● Materials provided
------------
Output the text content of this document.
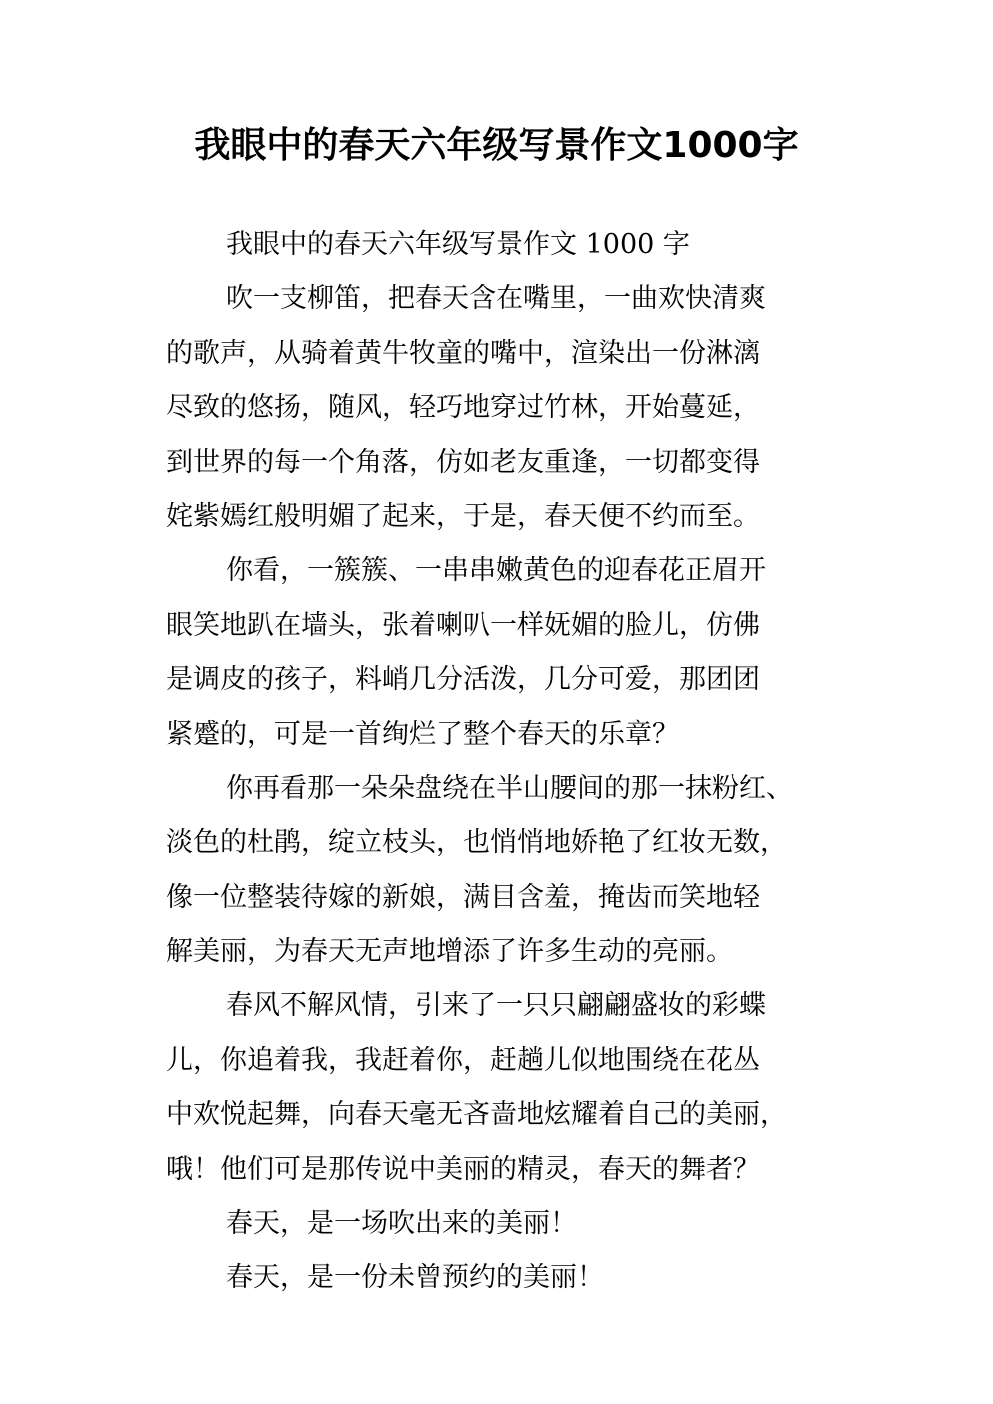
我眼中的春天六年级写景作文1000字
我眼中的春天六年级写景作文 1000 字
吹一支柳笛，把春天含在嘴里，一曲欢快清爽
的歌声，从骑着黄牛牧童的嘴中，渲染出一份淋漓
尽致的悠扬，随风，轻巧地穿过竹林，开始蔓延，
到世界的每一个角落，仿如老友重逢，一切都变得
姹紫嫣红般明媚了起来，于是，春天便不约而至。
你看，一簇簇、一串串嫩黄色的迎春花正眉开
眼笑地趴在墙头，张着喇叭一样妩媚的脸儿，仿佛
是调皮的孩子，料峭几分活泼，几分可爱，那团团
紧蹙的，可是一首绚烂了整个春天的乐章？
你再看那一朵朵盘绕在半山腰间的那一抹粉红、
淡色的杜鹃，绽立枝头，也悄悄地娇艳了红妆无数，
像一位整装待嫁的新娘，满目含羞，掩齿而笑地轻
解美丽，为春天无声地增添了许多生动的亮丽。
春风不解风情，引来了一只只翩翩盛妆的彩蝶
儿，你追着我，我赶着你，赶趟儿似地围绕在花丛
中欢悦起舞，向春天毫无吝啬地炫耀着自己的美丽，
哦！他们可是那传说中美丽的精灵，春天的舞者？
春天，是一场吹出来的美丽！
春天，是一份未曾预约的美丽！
------------
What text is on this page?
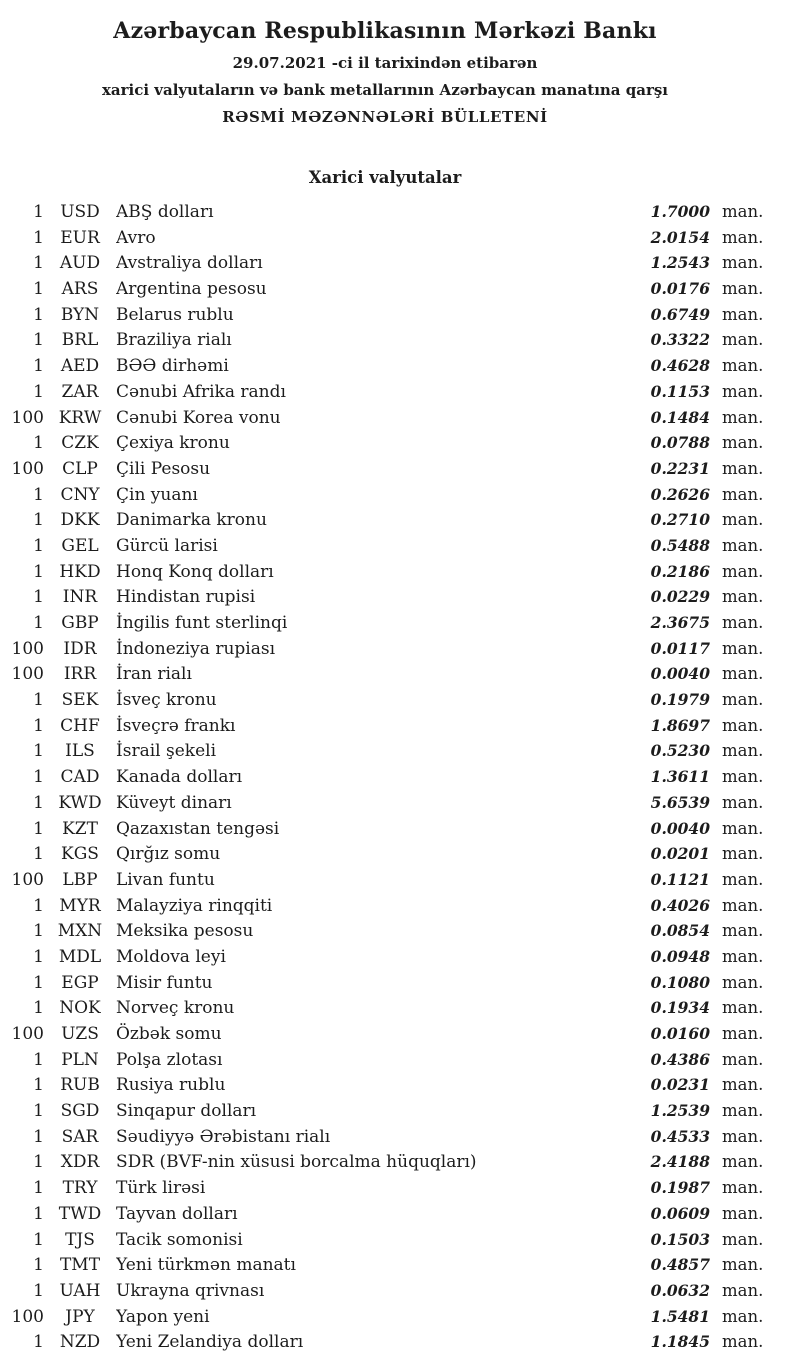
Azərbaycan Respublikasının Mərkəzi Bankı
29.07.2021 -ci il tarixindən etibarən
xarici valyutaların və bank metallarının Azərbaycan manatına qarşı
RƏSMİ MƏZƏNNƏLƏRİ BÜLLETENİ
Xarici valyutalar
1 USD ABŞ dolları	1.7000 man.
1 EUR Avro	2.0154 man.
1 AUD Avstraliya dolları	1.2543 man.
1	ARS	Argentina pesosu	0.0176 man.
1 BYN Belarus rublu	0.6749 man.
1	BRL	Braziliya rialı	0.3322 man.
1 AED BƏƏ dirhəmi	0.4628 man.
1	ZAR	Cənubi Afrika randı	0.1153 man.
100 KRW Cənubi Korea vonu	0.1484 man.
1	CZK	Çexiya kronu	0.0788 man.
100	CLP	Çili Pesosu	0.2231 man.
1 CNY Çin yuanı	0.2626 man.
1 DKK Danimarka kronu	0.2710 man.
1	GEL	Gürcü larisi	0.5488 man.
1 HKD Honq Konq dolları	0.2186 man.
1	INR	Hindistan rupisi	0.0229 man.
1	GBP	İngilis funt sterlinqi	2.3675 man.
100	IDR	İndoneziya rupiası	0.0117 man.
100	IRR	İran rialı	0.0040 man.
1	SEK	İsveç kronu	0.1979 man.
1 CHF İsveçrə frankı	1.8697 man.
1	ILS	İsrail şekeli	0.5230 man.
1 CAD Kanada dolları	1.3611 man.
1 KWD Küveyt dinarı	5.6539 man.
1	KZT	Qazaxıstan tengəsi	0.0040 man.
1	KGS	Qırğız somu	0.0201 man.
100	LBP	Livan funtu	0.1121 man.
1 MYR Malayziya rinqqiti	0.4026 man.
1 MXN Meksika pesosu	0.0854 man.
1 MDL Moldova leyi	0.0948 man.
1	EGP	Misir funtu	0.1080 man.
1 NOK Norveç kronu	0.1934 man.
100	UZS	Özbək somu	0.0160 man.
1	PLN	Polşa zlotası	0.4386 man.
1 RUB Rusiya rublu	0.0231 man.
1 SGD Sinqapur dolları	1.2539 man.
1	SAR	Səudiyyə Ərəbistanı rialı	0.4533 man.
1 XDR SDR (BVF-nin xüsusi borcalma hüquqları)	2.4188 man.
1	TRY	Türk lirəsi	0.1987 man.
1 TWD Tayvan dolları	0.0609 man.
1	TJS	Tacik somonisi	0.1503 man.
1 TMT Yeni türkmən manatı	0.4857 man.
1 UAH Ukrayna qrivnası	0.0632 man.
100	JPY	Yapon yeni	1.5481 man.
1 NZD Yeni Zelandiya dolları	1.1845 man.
------------
● What to produce
State how many lines include the string "Cənubi". Give no other information.

● Task solution
2